◆ Material supplied:
====
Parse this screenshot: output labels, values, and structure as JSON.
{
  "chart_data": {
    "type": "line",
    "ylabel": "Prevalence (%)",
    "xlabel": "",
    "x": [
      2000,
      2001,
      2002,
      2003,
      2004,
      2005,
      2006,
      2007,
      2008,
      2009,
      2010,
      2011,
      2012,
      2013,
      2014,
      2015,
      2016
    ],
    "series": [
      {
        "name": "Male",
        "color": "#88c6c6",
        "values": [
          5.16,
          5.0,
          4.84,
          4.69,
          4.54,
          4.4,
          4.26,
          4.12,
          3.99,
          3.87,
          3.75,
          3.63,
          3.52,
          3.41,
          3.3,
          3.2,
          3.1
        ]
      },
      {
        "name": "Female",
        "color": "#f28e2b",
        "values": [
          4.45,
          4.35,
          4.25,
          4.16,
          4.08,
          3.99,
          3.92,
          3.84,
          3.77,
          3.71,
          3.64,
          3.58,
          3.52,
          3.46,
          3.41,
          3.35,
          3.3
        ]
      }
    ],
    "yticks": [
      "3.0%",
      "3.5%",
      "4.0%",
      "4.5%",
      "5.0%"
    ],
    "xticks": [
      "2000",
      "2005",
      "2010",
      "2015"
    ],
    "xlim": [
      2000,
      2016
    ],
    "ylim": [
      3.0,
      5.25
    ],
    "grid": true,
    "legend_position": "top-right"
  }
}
====
◆ Exercise:
All of the entries must be written out exactly as they stand.

◆ Written solution:
Parse this screenshot: output labels, values, and structure as JSON.
{
  "chart_data": {
    "type": "line",
    "ylabel": "Prevalence (%)",
    "xlabel": "",
    "x": [
      2000,
      2001,
      2002,
      2003,
      2004,
      2005,
      2006,
      2007,
      2008,
      2009,
      2010,
      2011,
      2012,
      2013,
      2014,
      2015,
      2016
    ],
    "series": [
      {
        "name": "Male",
        "color": "#88c6c6",
        "values": [
          5.16,
          5.0,
          4.84,
          4.69,
          4.54,
          4.4,
          4.26,
          4.12,
          3.99,
          3.87,
          3.75,
          3.63,
          3.52,
          3.41,
          3.3,
          3.2,
          3.1
        ]
      },
      {
        "name": "Female",
        "color": "#f28e2b",
        "values": [
          4.45,
          4.35,
          4.25,
          4.16,
          4.08,
          3.99,
          3.92,
          3.84,
          3.77,
          3.71,
          3.64,
          3.58,
          3.52,
          3.46,
          3.41,
          3.35,
          3.3
        ]
      }
    ],
    "yticks": [
      "3.0%",
      "3.5%",
      "4.0%",
      "4.5%",
      "5.0%"
    ],
    "xticks": [
      "2000",
      "2005",
      "2010",
      "2015"
    ],
    "xlim": [
      2000,
      2016
    ],
    "ylim": [
      3.0,
      5.25
    ],
    "grid": true,
    "legend_position": "top-right"
  }
}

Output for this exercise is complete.